- Opening Delimiter -

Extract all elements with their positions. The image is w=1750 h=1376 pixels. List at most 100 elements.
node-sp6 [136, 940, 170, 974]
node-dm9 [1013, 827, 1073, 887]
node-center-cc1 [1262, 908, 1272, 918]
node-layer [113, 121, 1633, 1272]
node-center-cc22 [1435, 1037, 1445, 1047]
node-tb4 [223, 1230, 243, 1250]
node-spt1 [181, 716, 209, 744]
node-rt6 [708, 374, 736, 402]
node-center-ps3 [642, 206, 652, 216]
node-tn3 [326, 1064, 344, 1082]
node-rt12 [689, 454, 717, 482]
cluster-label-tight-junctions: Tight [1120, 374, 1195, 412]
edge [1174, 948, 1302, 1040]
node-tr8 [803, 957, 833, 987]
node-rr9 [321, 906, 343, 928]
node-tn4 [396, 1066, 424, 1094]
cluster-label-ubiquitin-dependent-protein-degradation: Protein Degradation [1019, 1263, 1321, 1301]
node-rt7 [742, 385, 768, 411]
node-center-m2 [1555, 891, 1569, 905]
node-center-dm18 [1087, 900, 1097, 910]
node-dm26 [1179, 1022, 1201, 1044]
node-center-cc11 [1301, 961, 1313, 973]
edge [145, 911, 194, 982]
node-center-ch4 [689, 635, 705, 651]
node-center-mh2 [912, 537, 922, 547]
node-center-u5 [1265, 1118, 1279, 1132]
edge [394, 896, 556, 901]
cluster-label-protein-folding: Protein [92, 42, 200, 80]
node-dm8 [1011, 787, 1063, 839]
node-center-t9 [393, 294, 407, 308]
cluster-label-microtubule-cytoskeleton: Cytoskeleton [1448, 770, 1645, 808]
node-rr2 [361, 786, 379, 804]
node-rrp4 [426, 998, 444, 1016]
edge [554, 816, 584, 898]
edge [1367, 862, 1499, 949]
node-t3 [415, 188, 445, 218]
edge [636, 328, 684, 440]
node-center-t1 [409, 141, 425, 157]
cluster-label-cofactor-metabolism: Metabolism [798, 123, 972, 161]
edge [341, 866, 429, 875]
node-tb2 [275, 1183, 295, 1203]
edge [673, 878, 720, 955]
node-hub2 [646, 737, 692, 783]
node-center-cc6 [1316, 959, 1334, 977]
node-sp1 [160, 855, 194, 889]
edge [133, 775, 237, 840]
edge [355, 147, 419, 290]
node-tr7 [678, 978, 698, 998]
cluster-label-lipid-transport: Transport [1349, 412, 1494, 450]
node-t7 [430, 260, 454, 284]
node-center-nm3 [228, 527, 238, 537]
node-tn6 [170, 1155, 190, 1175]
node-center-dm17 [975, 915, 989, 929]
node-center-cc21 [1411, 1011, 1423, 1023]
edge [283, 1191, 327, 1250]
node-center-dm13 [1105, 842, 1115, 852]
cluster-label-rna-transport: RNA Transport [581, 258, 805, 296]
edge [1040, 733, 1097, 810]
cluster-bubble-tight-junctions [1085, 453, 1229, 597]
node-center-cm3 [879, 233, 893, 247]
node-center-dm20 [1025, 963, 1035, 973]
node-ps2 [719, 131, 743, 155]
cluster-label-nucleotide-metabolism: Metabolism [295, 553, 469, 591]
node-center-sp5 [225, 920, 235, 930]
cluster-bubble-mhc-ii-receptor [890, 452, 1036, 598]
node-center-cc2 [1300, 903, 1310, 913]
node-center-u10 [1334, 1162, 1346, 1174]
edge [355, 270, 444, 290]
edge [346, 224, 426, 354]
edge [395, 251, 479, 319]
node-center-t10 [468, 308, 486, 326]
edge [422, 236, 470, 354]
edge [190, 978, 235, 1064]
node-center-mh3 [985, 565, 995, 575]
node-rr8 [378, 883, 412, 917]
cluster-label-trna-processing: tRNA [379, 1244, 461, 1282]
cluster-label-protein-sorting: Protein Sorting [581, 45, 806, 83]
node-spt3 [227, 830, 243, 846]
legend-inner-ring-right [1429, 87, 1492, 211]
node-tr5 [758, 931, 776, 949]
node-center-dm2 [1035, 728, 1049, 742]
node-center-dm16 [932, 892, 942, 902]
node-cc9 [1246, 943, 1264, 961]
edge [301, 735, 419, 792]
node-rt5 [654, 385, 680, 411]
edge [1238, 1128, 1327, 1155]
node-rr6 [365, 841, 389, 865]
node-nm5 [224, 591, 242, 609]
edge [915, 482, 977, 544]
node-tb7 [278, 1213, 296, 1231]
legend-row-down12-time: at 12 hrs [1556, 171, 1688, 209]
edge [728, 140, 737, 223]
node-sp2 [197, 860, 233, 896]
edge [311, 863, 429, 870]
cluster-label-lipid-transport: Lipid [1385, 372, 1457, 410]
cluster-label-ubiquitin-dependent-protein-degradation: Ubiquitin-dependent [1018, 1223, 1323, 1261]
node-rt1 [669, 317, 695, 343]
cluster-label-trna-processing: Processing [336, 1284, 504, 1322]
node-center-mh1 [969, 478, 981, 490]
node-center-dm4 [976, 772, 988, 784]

- Closing Delimiter -

The full listing is to be written out again, exactly as shown.

Extract all elements with their positions. The image is w=1750 h=1376 pixels. List at most 100 elements.
node-sp6 [136, 940, 170, 974]
node-dm9 [1013, 827, 1073, 887]
node-center-cc1 [1262, 908, 1272, 918]
node-layer [113, 121, 1633, 1272]
node-center-cc22 [1435, 1037, 1445, 1047]
node-tb4 [223, 1230, 243, 1250]
node-spt1 [181, 716, 209, 744]
node-rt6 [708, 374, 736, 402]
node-center-ps3 [642, 206, 652, 216]
node-tn3 [326, 1064, 344, 1082]
node-rt12 [689, 454, 717, 482]
cluster-label-tight-junctions: Tight [1120, 374, 1195, 412]
edge [1174, 948, 1302, 1040]
node-tr8 [803, 957, 833, 987]
node-rr9 [321, 906, 343, 928]
node-tn4 [396, 1066, 424, 1094]
cluster-label-ubiquitin-dependent-protein-degradation: Protein Degradation [1019, 1263, 1321, 1301]
node-rt7 [742, 385, 768, 411]
node-center-m2 [1555, 891, 1569, 905]
node-center-dm18 [1087, 900, 1097, 910]
node-dm26 [1179, 1022, 1201, 1044]
node-center-cc11 [1301, 961, 1313, 973]
edge [145, 911, 194, 982]
node-center-ch4 [689, 635, 705, 651]
node-center-mh2 [912, 537, 922, 547]
node-center-u5 [1265, 1118, 1279, 1132]
edge [394, 896, 556, 901]
cluster-label-protein-folding: Protein [92, 42, 200, 80]
node-dm8 [1011, 787, 1063, 839]
node-center-t9 [393, 294, 407, 308]
cluster-label-microtubule-cytoskeleton: Cytoskeleton [1448, 770, 1645, 808]
node-rr2 [361, 786, 379, 804]
node-rrp4 [426, 998, 444, 1016]
edge [554, 816, 584, 898]
edge [1367, 862, 1499, 949]
node-t3 [415, 188, 445, 218]
edge [636, 328, 684, 440]
node-center-t1 [409, 141, 425, 157]
cluster-label-cofactor-metabolism: Metabolism [798, 123, 972, 161]
edge [341, 866, 429, 875]
node-tb2 [275, 1183, 295, 1203]
edge [673, 878, 720, 955]
node-hub2 [646, 737, 692, 783]
node-center-cc6 [1316, 959, 1334, 977]
node-sp1 [160, 855, 194, 889]
edge [133, 775, 237, 840]
edge [355, 147, 419, 290]
node-tr7 [678, 978, 698, 998]
cluster-label-lipid-transport: Transport [1349, 412, 1494, 450]
node-t7 [430, 260, 454, 284]
node-center-nm3 [228, 527, 238, 537]
node-tn6 [170, 1155, 190, 1175]
node-center-dm17 [975, 915, 989, 929]
node-center-cc21 [1411, 1011, 1423, 1023]
edge [283, 1191, 327, 1250]
node-center-dm13 [1105, 842, 1115, 852]
cluster-label-rna-transport: RNA Transport [581, 258, 805, 296]
edge [1040, 733, 1097, 810]
cluster-bubble-tight-junctions [1085, 453, 1229, 597]
node-center-cm3 [879, 233, 893, 247]
node-center-dm20 [1025, 963, 1035, 973]
node-ps2 [719, 131, 743, 155]
cluster-label-nucleotide-metabolism: Metabolism [295, 553, 469, 591]
node-center-sp5 [225, 920, 235, 930]
cluster-bubble-mhc-ii-receptor [890, 452, 1036, 598]
node-center-cc2 [1300, 903, 1310, 913]
node-center-u10 [1334, 1162, 1346, 1174]
edge [355, 270, 444, 290]
edge [346, 224, 426, 354]
edge [395, 251, 479, 319]
node-center-t10 [468, 308, 486, 326]
edge [422, 236, 470, 354]
edge [190, 978, 235, 1064]
node-center-mh3 [985, 565, 995, 575]
node-rr8 [378, 883, 412, 917]
cluster-label-trna-processing: tRNA [379, 1244, 461, 1282]
cluster-label-protein-sorting: Protein Sorting [581, 45, 806, 83]
node-spt3 [227, 830, 243, 846]
legend-inner-ring-right [1429, 87, 1492, 211]
node-tr5 [758, 931, 776, 949]
node-center-dm2 [1035, 728, 1049, 742]
node-center-dm16 [932, 892, 942, 902]
node-cc9 [1246, 943, 1264, 961]
edge [301, 735, 419, 792]
node-rt5 [654, 385, 680, 411]
edge [1238, 1128, 1327, 1155]
node-rr6 [365, 841, 389, 865]
node-nm5 [224, 591, 242, 609]
edge [915, 482, 977, 544]
node-tb7 [278, 1213, 296, 1231]
legend-row-down12-time: at 12 hrs [1556, 171, 1688, 209]
edge [728, 140, 737, 223]
node-sp2 [197, 860, 233, 896]
edge [311, 863, 429, 870]
cluster-label-lipid-transport: Lipid [1385, 372, 1457, 410]
cluster-label-ubiquitin-dependent-protein-degradation: Ubiquitin-dependent [1018, 1223, 1323, 1261]
node-rt1 [669, 317, 695, 343]
cluster-label-trna-processing: Processing [336, 1284, 504, 1322]
node-center-mh1 [969, 478, 981, 490]
node-center-dm4 [976, 772, 988, 784]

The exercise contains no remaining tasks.